Data listing
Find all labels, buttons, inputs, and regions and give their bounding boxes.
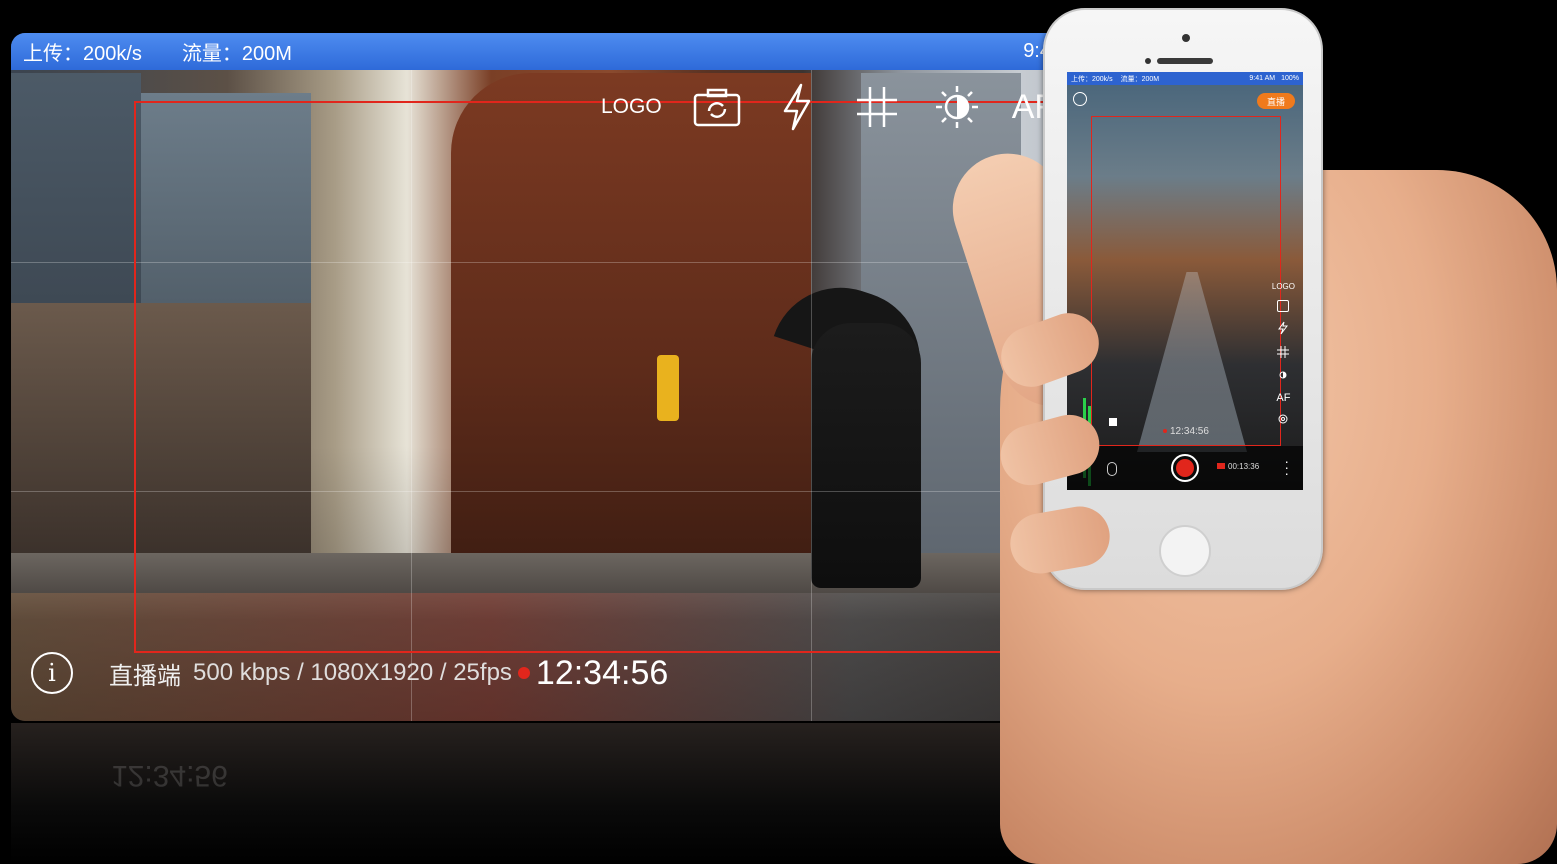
phone-brightness-icon[interactable] [1277,369,1289,383]
upload-rate: 上传：200k/s [23,43,142,65]
earpiece-speaker [1157,58,1213,64]
microphone-icon[interactable] [1107,462,1117,476]
phone-side-toolbar: LOGO AF [1272,282,1295,427]
phone-gear-icon[interactable] [1277,413,1289,427]
battery-level: 100% [1281,75,1299,82]
camera-toolbar: LOGO AF [601,79,1055,135]
phone-settings-icon[interactable] [1073,92,1087,106]
reflected-info-text: 12:34:56 [111,759,228,792]
camera-switch-icon[interactable] [692,82,742,132]
grid-icon[interactable] [852,82,902,132]
phone-recording-time: 12:34:56 [1163,426,1209,437]
live-badge[interactable]: 直播 [1257,93,1295,109]
data-usage: 流量：200M [181,43,292,65]
info-icon[interactable]: i [31,652,73,694]
stream-spec: 500 kbps / 1080X1920 / 25fps [193,659,512,686]
phone-upload-rate: 上传：200k/s [1071,75,1113,83]
phone-stream-view: 上传：200k/s 流量：200M 9:41 AM 100% 直播 LOGO A… [1067,72,1303,490]
phone-autofocus-toggle[interactable]: AF [1276,392,1290,404]
record-elapsed: 00:13:36 [1217,462,1259,471]
recording-dot [517,667,530,679]
preview-indicator [1109,418,1117,426]
phone-bottom-bar: 00:13:36 · · · [1067,446,1303,490]
logo-toggle[interactable]: LOGO [601,95,662,119]
front-camera [1182,34,1190,42]
phone-flash-icon[interactable] [1278,321,1289,337]
role-label: 直播端 [109,662,181,690]
sensor [1145,58,1151,64]
smartphone: 上传：200k/s 流量：200M 9:41 AM 100% 直播 LOGO A… [1043,8,1323,590]
more-vertical-icon[interactable]: · · · [1284,454,1289,480]
phone-grid-icon[interactable] [1277,346,1290,360]
flash-icon[interactable] [772,82,822,132]
phone-data-usage: 流量：200M [1120,75,1160,83]
phone-capture-frame [1091,116,1281,446]
phone-camera-switch-icon[interactable] [1277,300,1290,312]
stream-info-bar: i 直播端 500 kbps / 1080X1920 / 25fps 12:34… [31,651,668,695]
phone-logo-toggle[interactable]: LOGO [1272,282,1295,291]
record-button[interactable] [1171,454,1199,482]
status-bar: 上传：200k/s 流量：200M 9:4 [11,33,1211,70]
home-button[interactable] [1159,525,1211,577]
phone-clock: 9:41 AM [1249,75,1276,82]
recording-time: 12:34:56 [535,653,669,692]
phone-status-bar: 上传：200k/s 流量：200M 9:41 AM 100% [1067,72,1303,85]
brightness-icon[interactable] [932,82,982,132]
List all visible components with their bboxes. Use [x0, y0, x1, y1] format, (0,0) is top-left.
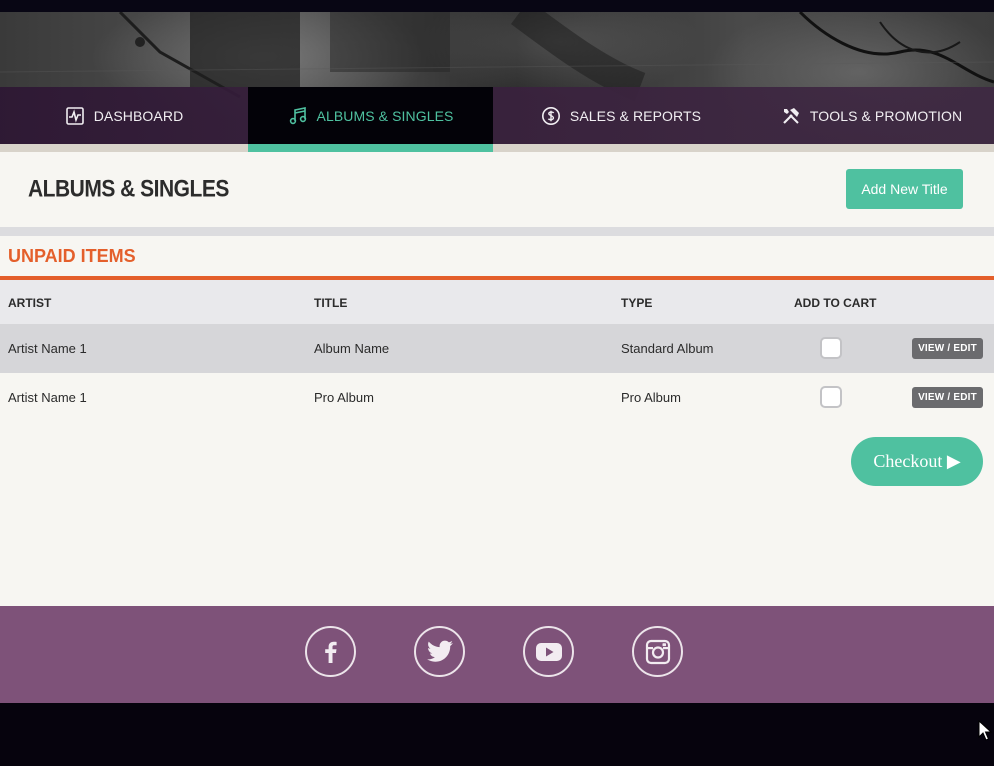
checkout-button[interactable]: Checkout ▶ [851, 437, 983, 486]
tab-dashboard[interactable]: DASHBOARD [0, 87, 248, 144]
footer [0, 606, 994, 703]
cell-title: Pro Album [314, 390, 374, 405]
twitter-icon[interactable] [414, 626, 465, 677]
add-new-title-button[interactable]: Add New Title [846, 169, 963, 209]
cell-title: Album Name [314, 341, 390, 356]
tab-label: SALES & REPORTS [569, 107, 702, 124]
section-divider [0, 227, 994, 236]
mouse-cursor-icon [978, 720, 992, 741]
tab-label: TOOLS & PROMOTION [809, 107, 963, 124]
tools-icon [781, 106, 801, 126]
tab-albums-singles[interactable]: ALBUMS & SINGLES [248, 87, 493, 144]
facebook-icon[interactable] [305, 626, 356, 677]
top-bar [0, 0, 994, 12]
tab-label: DASHBOARD [93, 107, 184, 124]
unpaid-items-heading: UNPAID ITEMS [8, 246, 136, 266]
view-edit-button[interactable]: VIEW / EDIT [912, 338, 983, 359]
page-title: ALBUMS & SINGLES [28, 176, 229, 203]
column-title: TITLE [314, 296, 348, 310]
dollar-icon [541, 106, 561, 126]
main-nav: DASHBOARD ALBUMS & SINGLES SALES & REPOR… [0, 87, 994, 144]
column-artist: ARTIST [8, 296, 52, 310]
cell-type: Pro Album [621, 390, 681, 405]
chart-icon [65, 106, 85, 126]
cell-artist: Artist Name 1 [8, 390, 87, 405]
cell-artist: Artist Name 1 [8, 341, 87, 356]
tab-label: ALBUMS & SINGLES [316, 107, 454, 124]
table-row: Artist Name 1 Pro Album Pro Album VIEW /… [0, 373, 994, 422]
tab-sales-reports[interactable]: SALES & REPORTS [493, 87, 749, 144]
page-bottom [0, 703, 994, 766]
view-edit-button[interactable]: VIEW / EDIT [912, 387, 983, 408]
cell-type: Standard Album [621, 341, 714, 356]
table-row: Artist Name 1 Album Name Standard Album … [0, 324, 994, 373]
tab-tools-promotion[interactable]: TOOLS & PROMOTION [749, 87, 994, 144]
column-add-to-cart: ADD TO CART [794, 296, 877, 310]
column-type: TYPE [621, 296, 653, 310]
active-tab-indicator [248, 144, 493, 152]
nav-strip [0, 144, 994, 152]
main-content: ALBUMS & SINGLES Add New Title UNPAID IT… [0, 152, 994, 606]
add-to-cart-checkbox[interactable] [820, 386, 842, 408]
youtube-icon[interactable] [523, 626, 574, 677]
music-note-icon [288, 106, 308, 126]
table-header: ARTIST TITLE TYPE ADD TO CART [0, 280, 994, 324]
add-to-cart-checkbox[interactable] [820, 337, 842, 359]
instagram-icon[interactable] [632, 626, 683, 677]
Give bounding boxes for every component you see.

PROBLEM DESCRIPTION: Reproduce the material in full, changing every occurrence of "add-to-cart-checkbox" to "cart-selection-box" and keeping everything else as it stands. Leave the pictures out.

THE REPLY:
Find all labels, buttons, inputs, and regions and give their bounding boxes.
phone-brightness-icon[interactable] [1277,369,1289,383]
upload-rate: 上传：200k/s [23,43,142,65]
earpiece-speaker [1157,58,1213,64]
microphone-icon[interactable] [1107,462,1117,476]
phone-side-toolbar: LOGO AF [1272,282,1295,427]
phone-gear-icon[interactable] [1277,413,1289,427]
battery-level: 100% [1281,75,1299,82]
camera-toolbar: LOGO AF [601,79,1055,135]
phone-settings-icon[interactable] [1073,92,1087,106]
reflected-info-text: 12:34:56 [111,759,228,792]
camera-switch-icon[interactable] [692,82,742,132]
grid-icon[interactable] [852,82,902,132]
phone-recording-time: 12:34:56 [1163,426,1209,437]
live-badge[interactable]: 直播 [1257,93,1295,109]
data-usage: 流量：200M [181,43,292,65]
info-icon[interactable]: i [31,652,73,694]
stream-spec: 500 kbps / 1080X1920 / 25fps [193,659,512,686]
phone-upload-rate: 上传：200k/s [1071,75,1113,83]
phone-stream-view: 上传：200k/s 流量：200M 9:41 AM 100% 直播 LOGO A… [1067,72,1303,490]
phone-autofocus-toggle[interactable]: AF [1276,392,1290,404]
record-elapsed: 00:13:36 [1217,462,1259,471]
recording-dot [517,667,530,679]
preview-indicator [1109,418,1117,426]
phone-bottom-bar: 00:13:36 · · · [1067,446,1303,490]
logo-toggle[interactable]: LOGO [601,95,662,119]
front-camera [1182,34,1190,42]
phone-flash-icon[interactable] [1278,321,1289,337]
role-label: 直播端 [109,662,181,690]
sensor [1145,58,1151,64]
smartphone: 上传：200k/s 流量：200M 9:41 AM 100% 直播 LOGO A… [1043,8,1323,590]
more-vertical-icon[interactable]: · · · [1284,454,1289,480]
phone-grid-icon[interactable] [1277,346,1290,360]
flash-icon[interactable] [772,82,822,132]
phone-data-usage: 流量：200M [1120,75,1160,83]
phone-capture-frame [1091,116,1281,446]
phone-camera-switch-icon[interactable] [1277,300,1290,312]
stream-info-bar: i 直播端 500 kbps / 1080X1920 / 25fps 12:34… [31,651,668,695]
phone-logo-toggle[interactable]: LOGO [1272,282,1295,291]
record-button[interactable] [1171,454,1199,482]
status-bar: 上传：200k/s 流量：200M 9:4 [11,33,1211,70]
home-button[interactable] [1159,525,1211,577]
phone-clock: 9:41 AM [1249,75,1276,82]
recording-time: 12:34:56 [535,653,669,692]
phone-status-bar: 上传：200k/s 流量：200M 9:41 AM 100% [1067,72,1303,85]
brightness-icon[interactable] [932,82,982,132]
List all visible components with their bboxes. Use [x0, y0, x1, y1] format, (0,0) is top-left.
checkout-button[interactable]: Checkout ▶ [851, 437, 983, 486]
tab-dashboard[interactable]: DASHBOARD [0, 87, 248, 144]
footer [0, 606, 994, 703]
cell-title: Pro Album [314, 390, 374, 405]
twitter-icon[interactable] [414, 626, 465, 677]
add-new-title-button[interactable]: Add New Title [846, 169, 963, 209]
cell-title: Album Name [314, 341, 390, 356]
tab-label: SALES & REPORTS [569, 107, 702, 124]
section-divider [0, 227, 994, 236]
mouse-cursor-icon [978, 720, 992, 741]
tab-label: TOOLS & PROMOTION [809, 107, 963, 124]
tools-icon [781, 106, 801, 126]
tab-albums-singles[interactable]: ALBUMS & SINGLES [248, 87, 493, 144]
facebook-icon[interactable] [305, 626, 356, 677]
top-bar [0, 0, 994, 12]
tab-label: DASHBOARD [93, 107, 184, 124]
unpaid-items-heading: UNPAID ITEMS [8, 246, 136, 266]
view-edit-button[interactable]: VIEW / EDIT [912, 338, 983, 359]
page-title: ALBUMS & SINGLES [28, 176, 229, 203]
column-title: TITLE [314, 296, 348, 310]
dollar-icon [541, 106, 561, 126]
main-nav: DASHBOARD ALBUMS & SINGLES SALES & REPOR… [0, 87, 994, 144]
column-artist: ARTIST [8, 296, 52, 310]
cell-type: Pro Album [621, 390, 681, 405]
chart-icon [65, 106, 85, 126]
cell-artist: Artist Name 1 [8, 390, 87, 405]
cell-artist: Artist Name 1 [8, 341, 87, 356]
tab-label: ALBUMS & SINGLES [316, 107, 454, 124]
table-row: Artist Name 1 Pro Album Pro Album VIEW /… [0, 373, 994, 422]
tab-sales-reports[interactable]: SALES & REPORTS [493, 87, 749, 144]
page-bottom [0, 703, 994, 766]
view-edit-button[interactable]: VIEW / EDIT [912, 387, 983, 408]
cell-type: Standard Album [621, 341, 714, 356]
table-row: Artist Name 1 Album Name Standard Album … [0, 324, 994, 373]
tab-tools-promotion[interactable]: TOOLS & PROMOTION [749, 87, 994, 144]
column-add-to-cart: ADD TO CART [794, 296, 877, 310]
column-type: TYPE [621, 296, 653, 310]
active-tab-indicator [248, 144, 493, 152]
nav-strip [0, 144, 994, 152]
main-content: ALBUMS & SINGLES Add New Title UNPAID IT… [0, 152, 994, 606]
cart-selection-box[interactable] [820, 386, 842, 408]
youtube-icon[interactable] [523, 626, 574, 677]
music-note-icon [288, 106, 308, 126]
table-header: ARTIST TITLE TYPE ADD TO CART [0, 280, 994, 324]
cart-selection-box[interactable] [820, 337, 842, 359]
instagram-icon[interactable] [632, 626, 683, 677]
Give bounding boxes for every component you see.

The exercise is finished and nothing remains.